>> start RECORDS SHOWN

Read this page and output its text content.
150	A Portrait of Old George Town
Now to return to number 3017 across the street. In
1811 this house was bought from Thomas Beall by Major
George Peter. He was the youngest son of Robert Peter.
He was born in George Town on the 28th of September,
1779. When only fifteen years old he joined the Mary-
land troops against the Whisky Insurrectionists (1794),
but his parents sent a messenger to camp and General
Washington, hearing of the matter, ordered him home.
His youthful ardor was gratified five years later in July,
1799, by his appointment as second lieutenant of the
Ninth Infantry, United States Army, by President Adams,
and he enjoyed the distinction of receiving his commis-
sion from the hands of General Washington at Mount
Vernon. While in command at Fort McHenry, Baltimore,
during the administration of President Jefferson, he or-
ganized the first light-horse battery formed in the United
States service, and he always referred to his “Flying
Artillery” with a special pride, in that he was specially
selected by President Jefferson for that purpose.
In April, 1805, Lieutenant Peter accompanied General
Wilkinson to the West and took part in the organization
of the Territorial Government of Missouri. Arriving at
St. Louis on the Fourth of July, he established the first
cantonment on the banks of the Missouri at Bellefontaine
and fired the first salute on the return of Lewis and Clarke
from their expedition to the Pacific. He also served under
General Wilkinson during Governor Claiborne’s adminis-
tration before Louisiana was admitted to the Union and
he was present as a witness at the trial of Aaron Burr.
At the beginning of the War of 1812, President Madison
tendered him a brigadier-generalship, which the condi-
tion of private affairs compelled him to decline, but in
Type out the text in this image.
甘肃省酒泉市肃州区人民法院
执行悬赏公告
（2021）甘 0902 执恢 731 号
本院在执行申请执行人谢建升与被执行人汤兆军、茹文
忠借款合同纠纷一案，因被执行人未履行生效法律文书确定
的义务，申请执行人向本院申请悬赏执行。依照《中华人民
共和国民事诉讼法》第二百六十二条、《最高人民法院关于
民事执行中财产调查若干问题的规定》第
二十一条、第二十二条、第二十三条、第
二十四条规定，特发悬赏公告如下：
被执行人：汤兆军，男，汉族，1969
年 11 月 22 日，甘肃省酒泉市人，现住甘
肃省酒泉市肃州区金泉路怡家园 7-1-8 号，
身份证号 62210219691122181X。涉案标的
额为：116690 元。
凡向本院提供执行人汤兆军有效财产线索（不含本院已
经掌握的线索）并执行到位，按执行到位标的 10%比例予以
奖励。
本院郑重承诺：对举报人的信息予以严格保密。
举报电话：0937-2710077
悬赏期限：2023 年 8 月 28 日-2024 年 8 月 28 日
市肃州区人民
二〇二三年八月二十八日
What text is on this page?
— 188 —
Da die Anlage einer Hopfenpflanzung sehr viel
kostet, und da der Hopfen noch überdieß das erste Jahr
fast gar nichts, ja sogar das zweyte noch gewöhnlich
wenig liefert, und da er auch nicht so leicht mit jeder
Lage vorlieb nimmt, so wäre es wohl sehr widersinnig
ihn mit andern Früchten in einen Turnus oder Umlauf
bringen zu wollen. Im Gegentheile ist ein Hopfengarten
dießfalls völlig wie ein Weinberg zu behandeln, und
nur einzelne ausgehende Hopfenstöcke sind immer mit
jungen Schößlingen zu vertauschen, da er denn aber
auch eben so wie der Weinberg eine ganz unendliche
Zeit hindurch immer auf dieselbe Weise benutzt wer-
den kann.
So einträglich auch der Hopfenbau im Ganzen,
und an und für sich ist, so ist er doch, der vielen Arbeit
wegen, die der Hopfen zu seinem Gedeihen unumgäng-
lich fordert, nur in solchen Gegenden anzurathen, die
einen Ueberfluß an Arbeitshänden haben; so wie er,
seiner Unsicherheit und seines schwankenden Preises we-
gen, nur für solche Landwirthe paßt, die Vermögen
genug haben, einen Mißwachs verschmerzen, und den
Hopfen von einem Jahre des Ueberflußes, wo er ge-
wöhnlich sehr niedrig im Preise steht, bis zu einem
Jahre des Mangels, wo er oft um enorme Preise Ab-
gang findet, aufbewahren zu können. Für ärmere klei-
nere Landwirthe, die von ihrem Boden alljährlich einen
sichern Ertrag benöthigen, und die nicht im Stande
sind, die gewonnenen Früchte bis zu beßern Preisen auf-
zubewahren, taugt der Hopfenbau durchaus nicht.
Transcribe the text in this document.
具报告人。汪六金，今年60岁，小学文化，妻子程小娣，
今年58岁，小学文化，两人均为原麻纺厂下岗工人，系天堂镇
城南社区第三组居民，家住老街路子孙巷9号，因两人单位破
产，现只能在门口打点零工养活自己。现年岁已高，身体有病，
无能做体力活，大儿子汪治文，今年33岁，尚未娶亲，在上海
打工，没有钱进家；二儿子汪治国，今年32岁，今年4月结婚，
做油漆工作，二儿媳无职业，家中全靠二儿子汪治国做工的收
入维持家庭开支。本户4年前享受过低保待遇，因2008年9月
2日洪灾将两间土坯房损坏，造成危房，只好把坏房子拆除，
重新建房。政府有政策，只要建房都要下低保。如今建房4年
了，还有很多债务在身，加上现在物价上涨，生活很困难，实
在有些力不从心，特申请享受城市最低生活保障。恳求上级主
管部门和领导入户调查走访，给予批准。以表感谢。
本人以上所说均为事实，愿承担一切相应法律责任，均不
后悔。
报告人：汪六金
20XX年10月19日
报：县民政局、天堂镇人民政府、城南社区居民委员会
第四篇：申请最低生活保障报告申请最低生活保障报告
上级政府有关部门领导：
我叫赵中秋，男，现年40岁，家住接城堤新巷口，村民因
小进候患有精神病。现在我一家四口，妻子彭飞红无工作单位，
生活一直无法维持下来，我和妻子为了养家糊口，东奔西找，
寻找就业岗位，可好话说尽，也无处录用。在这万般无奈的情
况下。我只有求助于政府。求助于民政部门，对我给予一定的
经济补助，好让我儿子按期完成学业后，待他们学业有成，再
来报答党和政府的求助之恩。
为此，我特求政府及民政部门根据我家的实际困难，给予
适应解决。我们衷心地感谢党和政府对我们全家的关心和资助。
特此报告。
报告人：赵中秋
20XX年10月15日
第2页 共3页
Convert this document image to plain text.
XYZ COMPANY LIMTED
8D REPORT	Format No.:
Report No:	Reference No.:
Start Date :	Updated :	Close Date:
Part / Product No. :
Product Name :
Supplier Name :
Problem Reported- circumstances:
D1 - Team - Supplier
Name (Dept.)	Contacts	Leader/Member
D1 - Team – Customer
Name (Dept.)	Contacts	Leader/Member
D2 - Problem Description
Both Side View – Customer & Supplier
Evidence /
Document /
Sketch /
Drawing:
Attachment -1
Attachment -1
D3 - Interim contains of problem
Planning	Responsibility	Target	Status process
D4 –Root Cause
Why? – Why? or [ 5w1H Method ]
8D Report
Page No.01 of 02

>> end RECORDS SHOWN

Return the material exactly as it stands.

* **TASK ANSWER**:
Read this page and output its text content.
150	A Portrait of Old George Town
Now to return to number 3017 across the street. In
1811 this house was bought from Thomas Beall by Major
George Peter. He was the youngest son of Robert Peter.
He was born in George Town on the 28th of September,
1779. When only fifteen years old he joined the Mary-
land troops against the Whisky Insurrectionists (1794),
but his parents sent a messenger to camp and General
Washington, hearing of the matter, ordered him home.
His youthful ardor was gratified five years later in July,
1799, by his appointment as second lieutenant of the
Ninth Infantry, United States Army, by President Adams,
and he enjoyed the distinction of receiving his commis-
sion from the hands of General Washington at Mount
Vernon. While in command at Fort McHenry, Baltimore,
during the administration of President Jefferson, he or-
ganized the first light-horse battery formed in the United
States service, and he always referred to his “Flying
Artillery” with a special pride, in that he was specially
selected by President Jefferson for that purpose.
In April, 1805, Lieutenant Peter accompanied General
Wilkinson to the West and took part in the organization
of the Territorial Government of Missouri. Arriving at
St. Louis on the Fourth of July, he established the first
cantonment on the banks of the Missouri at Bellefontaine
and fired the first salute on the return of Lewis and Clarke
from their expedition to the Pacific. He also served under
General Wilkinson during Governor Claiborne’s adminis-
tration before Louisiana was admitted to the Union and
he was present as a witness at the trial of Aaron Burr.
At the beginning of the War of 1812, President Madison
tendered him a brigadier-generalship, which the condi-
tion of private affairs compelled him to decline, but in
Type out the text in this image.
甘肃省酒泉市肃州区人民法院
执行悬赏公告
（2021）甘 0902 执恢 731 号
本院在执行申请执行人谢建升与被执行人汤兆军、茹文
忠借款合同纠纷一案，因被执行人未履行生效法律文书确定
的义务，申请执行人向本院申请悬赏执行。依照《中华人民
共和国民事诉讼法》第二百六十二条、《最高人民法院关于
民事执行中财产调查若干问题的规定》第
二十一条、第二十二条、第二十三条、第
二十四条规定，特发悬赏公告如下：
被执行人：汤兆军，男，汉族，1969
年 11 月 22 日，甘肃省酒泉市人，现住甘
肃省酒泉市肃州区金泉路怡家园 7-1-8 号，
身份证号 62210219691122181X。涉案标的
额为：116690 元。
凡向本院提供执行人汤兆军有效财产线索（不含本院已
经掌握的线索）并执行到位，按执行到位标的 10%比例予以
奖励。
本院郑重承诺：对举报人的信息予以严格保密。
举报电话：0937-2710077
悬赏期限：2023 年 8 月 28 日-2024 年 8 月 28 日
市肃州区人民
二〇二三年八月二十八日
What text is on this page?
— 188 —
Da die Anlage einer Hopfenpflanzung sehr viel
kostet, und da der Hopfen noch überdieß das erste Jahr
fast gar nichts, ja sogar das zweyte noch gewöhnlich
wenig liefert, und da er auch nicht so leicht mit jeder
Lage vorlieb nimmt, so wäre es wohl sehr widersinnig
ihn mit andern Früchten in einen Turnus oder Umlauf
bringen zu wollen. Im Gegentheile ist ein Hopfengarten
dießfalls völlig wie ein Weinberg zu behandeln, und
nur einzelne ausgehende Hopfenstöcke sind immer mit
jungen Schößlingen zu vertauschen, da er denn aber
auch eben so wie der Weinberg eine ganz unendliche
Zeit hindurch immer auf dieselbe Weise benutzt wer-
den kann.
So einträglich auch der Hopfenbau im Ganzen,
und an und für sich ist, so ist er doch, der vielen Arbeit
wegen, die der Hopfen zu seinem Gedeihen unumgäng-
lich fordert, nur in solchen Gegenden anzurathen, die
einen Ueberfluß an Arbeitshänden haben; so wie er,
seiner Unsicherheit und seines schwankenden Preises we-
gen, nur für solche Landwirthe paßt, die Vermögen
genug haben, einen Mißwachs verschmerzen, und den
Hopfen von einem Jahre des Ueberflußes, wo er ge-
wöhnlich sehr niedrig im Preise steht, bis zu einem
Jahre des Mangels, wo er oft um enorme Preise Ab-
gang findet, aufbewahren zu können. Für ärmere klei-
nere Landwirthe, die von ihrem Boden alljährlich einen
sichern Ertrag benöthigen, und die nicht im Stande
sind, die gewonnenen Früchte bis zu beßern Preisen auf-
zubewahren, taugt der Hopfenbau durchaus nicht.
Transcribe the text in this document.
具报告人。汪六金，今年60岁，小学文化，妻子程小娣，
今年58岁，小学文化，两人均为原麻纺厂下岗工人，系天堂镇
城南社区第三组居民，家住老街路子孙巷9号，因两人单位破
产，现只能在门口打点零工养活自己。现年岁已高，身体有病，
无能做体力活，大儿子汪治文，今年33岁，尚未娶亲，在上海
打工，没有钱进家；二儿子汪治国，今年32岁，今年4月结婚，
做油漆工作，二儿媳无职业，家中全靠二儿子汪治国做工的收
入维持家庭开支。本户4年前享受过低保待遇，因2008年9月
2日洪灾将两间土坯房损坏，造成危房，只好把坏房子拆除，
重新建房。政府有政策，只要建房都要下低保。如今建房4年
了，还有很多债务在身，加上现在物价上涨，生活很困难，实
在有些力不从心，特申请享受城市最低生活保障。恳求上级主
管部门和领导入户调查走访，给予批准。以表感谢。
本人以上所说均为事实，愿承担一切相应法律责任，均不
后悔。
报告人：汪六金
20XX年10月19日
报：县民政局、天堂镇人民政府、城南社区居民委员会
第四篇：申请最低生活保障报告申请最低生活保障报告
上级政府有关部门领导：
我叫赵中秋，男，现年40岁，家住接城堤新巷口，村民因
小进候患有精神病。现在我一家四口，妻子彭飞红无工作单位，
生活一直无法维持下来，我和妻子为了养家糊口，东奔西找，
寻找就业岗位，可好话说尽，也无处录用。在这万般无奈的情
况下。我只有求助于政府。求助于民政部门，对我给予一定的
经济补助，好让我儿子按期完成学业后，待他们学业有成，再
来报答党和政府的求助之恩。
为此，我特求政府及民政部门根据我家的实际困难，给予
适应解决。我们衷心地感谢党和政府对我们全家的关心和资助。
特此报告。
报告人：赵中秋
20XX年10月15日
第2页 共3页
Convert this document image to plain text.
XYZ COMPANY LIMTED
8D REPORT	Format No.:
Report No:	Reference No.:
Start Date :	Updated :	Close Date:
Part / Product No. :
Product Name :
Supplier Name :
Problem Reported- circumstances:
D1 - Team - Supplier
Name (Dept.)	Contacts	Leader/Member
D1 - Team – Customer
Name (Dept.)	Contacts	Leader/Member
D2 - Problem Description
Both Side View – Customer & Supplier
Evidence /
Document /
Sketch /
Drawing:
Attachment -1
Attachment -1
D3 - Interim contains of problem
Planning	Responsibility	Target	Status process
D4 –Root Cause
Why? – Why? or [ 5w1H Method ]
8D Report
Page No.01 of 02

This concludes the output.